TASK STATEMENT — Check each line of the listing below for the string "colors", and copy the ones that have it.

RECORDS SUPPLIED —

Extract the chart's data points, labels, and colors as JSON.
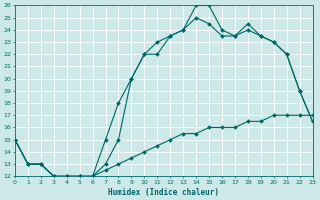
{
  "xlabel": "Humidex (Indice chaleur)",
  "xlim": [
    0,
    23
  ],
  "ylim": [
    12,
    26
  ],
  "xticks": [
    0,
    1,
    2,
    3,
    4,
    5,
    6,
    7,
    8,
    9,
    10,
    11,
    12,
    13,
    14,
    15,
    16,
    17,
    18,
    19,
    20,
    21,
    22,
    23
  ],
  "yticks": [
    12,
    13,
    14,
    15,
    16,
    17,
    18,
    19,
    20,
    21,
    22,
    23,
    24,
    25,
    26
  ],
  "background_color": "#cce8e8",
  "grid_color": "#b0d0d0",
  "line_color": "#006666",
  "line1_x": [
    0,
    1,
    2,
    3,
    4,
    5,
    6,
    7,
    8,
    9,
    10,
    11,
    12,
    13,
    14,
    15,
    16,
    17,
    18,
    19,
    20,
    21,
    22,
    23
  ],
  "line1_y": [
    15,
    13,
    13,
    12,
    12,
    12,
    12,
    13,
    15,
    20,
    22,
    22,
    23.5,
    24,
    26,
    26,
    24,
    23.5,
    24.5,
    23.5,
    23,
    22,
    19,
    16.5
  ],
  "line2_x": [
    0,
    1,
    2,
    3,
    4,
    5,
    6,
    7,
    8,
    9,
    10,
    11,
    12,
    13,
    14,
    15,
    16,
    17,
    18,
    19,
    20,
    21,
    22,
    23
  ],
  "line2_y": [
    15,
    13,
    13,
    12,
    12,
    12,
    12,
    15,
    18,
    20,
    22,
    23,
    23.5,
    24,
    25,
    24.5,
    23.5,
    23.5,
    24,
    23.5,
    23,
    22,
    19,
    16.5
  ],
  "line3_x": [
    0,
    1,
    2,
    3,
    4,
    5,
    6,
    7,
    8,
    9,
    10,
    11,
    12,
    13,
    14,
    15,
    16,
    17,
    18,
    19,
    20,
    21,
    22,
    23
  ],
  "line3_y": [
    15,
    13,
    13,
    12,
    12,
    12,
    12,
    12.5,
    13,
    13.5,
    14,
    14.5,
    15,
    15.5,
    15.5,
    16,
    16,
    16,
    16.5,
    16.5,
    17,
    17,
    17,
    17
  ]
}
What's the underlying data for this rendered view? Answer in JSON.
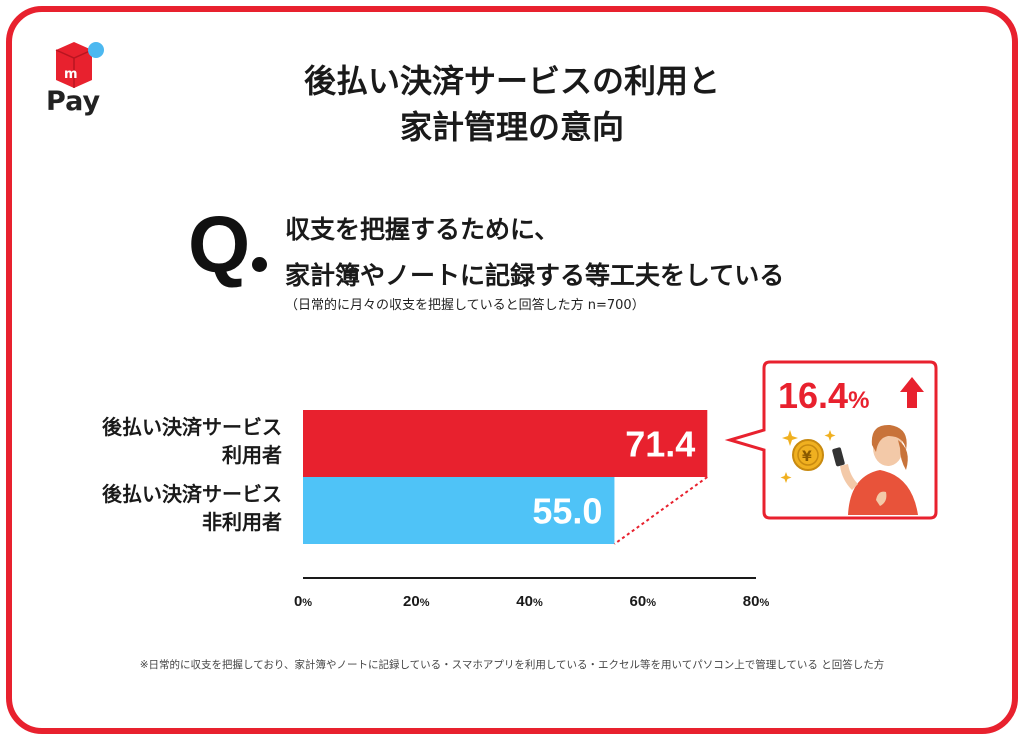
{
  "logo": {
    "wordmark": "Pay",
    "brand_color": "#e8212e",
    "dot_color": "#4cb8f0"
  },
  "title": {
    "line1": "後払い決済サービスの利用と",
    "line2": "家計管理の意向"
  },
  "question": {
    "mark": "Q",
    "line1": "収支を把握するために、",
    "line2": "家計簿やノートに記録する等工夫をしている",
    "note": "（日常的に月々の収支を把握していると回答した方 n=700）"
  },
  "chart_data": {
    "type": "bar",
    "orientation": "horizontal",
    "categories": [
      [
        "後払い決済サービス",
        "利用者"
      ],
      [
        "後払い決済サービス",
        "非利用者"
      ]
    ],
    "values": [
      71.4,
      55.0
    ],
    "value_labels": [
      "71.4",
      "55.0"
    ],
    "colors": [
      "#e8212e",
      "#4fc3f7"
    ],
    "xlim": [
      0,
      80
    ],
    "ticks": [
      0,
      20,
      40,
      60,
      80
    ],
    "tick_unit": "%",
    "grid": false
  },
  "callout": {
    "value": "16.4",
    "unit": "%",
    "arrow": "up-arrow-icon",
    "color": "#e8212e"
  },
  "footnote": "※日常的に収支を把握しており、家計簿やノートに記録している・スマホアプリを利用している・エクセル等を用いてパソコン上で管理している と回答した方"
}
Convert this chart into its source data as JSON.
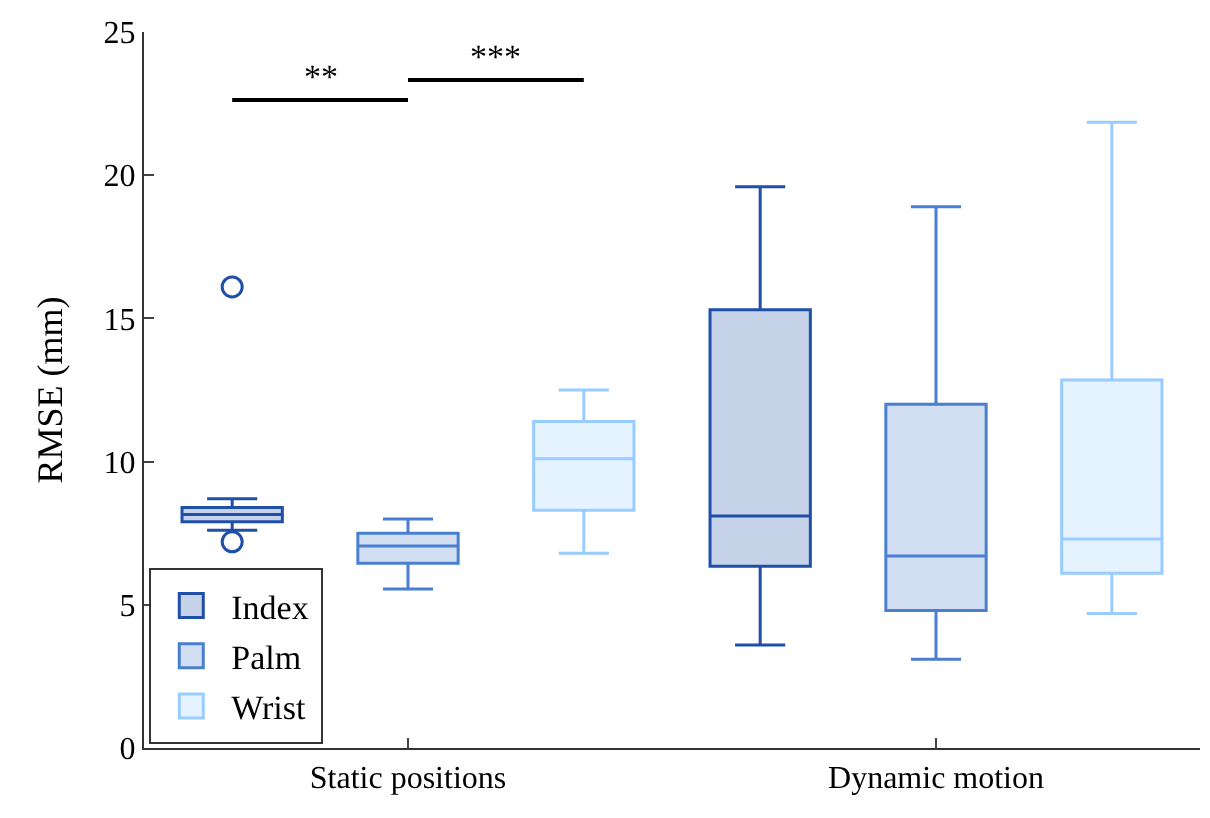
{
  "chart_data": {
    "type": "box",
    "ylabel": "RMSE (mm)",
    "categories": [
      "Static positions",
      "Dynamic motion"
    ],
    "ylim": [
      0,
      25
    ],
    "yticks": [
      0,
      5,
      10,
      15,
      20,
      25
    ],
    "legend": "bottom left",
    "annotations": [
      "**",
      "***"
    ],
    "series": [
      {
        "name": "Index",
        "color": "#1f4fa8",
        "boxes": [
          {
            "low": 7.6,
            "q1": 7.9,
            "median": 8.15,
            "q3": 8.4,
            "high": 8.7,
            "outliers": [
              16.1,
              7.2
            ]
          },
          {
            "low": 3.6,
            "q1": 6.35,
            "median": 8.1,
            "q3": 15.3,
            "high": 19.6
          }
        ]
      },
      {
        "name": "Palm",
        "color": "#4a7fd0",
        "boxes": [
          {
            "low": 5.55,
            "q1": 6.45,
            "median": 7.05,
            "q3": 7.5,
            "high": 8.0
          },
          {
            "low": 3.1,
            "q1": 4.8,
            "median": 6.7,
            "q3": 12.0,
            "high": 18.9
          }
        ]
      },
      {
        "name": "Wrist",
        "color": "#99ccff",
        "boxes": [
          {
            "low": 6.8,
            "q1": 8.3,
            "median": 10.1,
            "q3": 11.4,
            "high": 12.5
          },
          {
            "low": 4.7,
            "q1": 6.1,
            "median": 7.3,
            "q3": 12.85,
            "high": 21.85
          }
        ]
      }
    ]
  }
}
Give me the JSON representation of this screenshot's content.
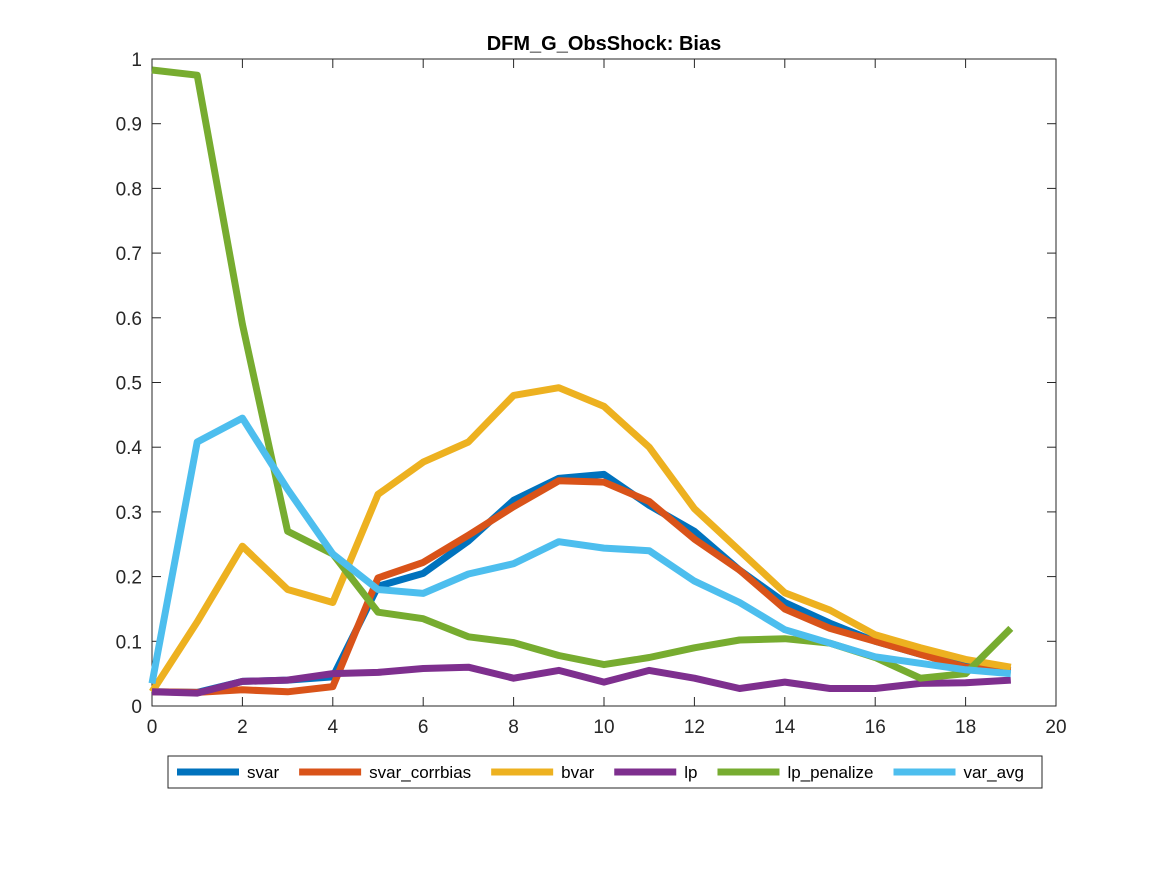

COMPLETE OUTPUT —
Extract the chart's data points, labels, and colors as JSON.
    "colors": [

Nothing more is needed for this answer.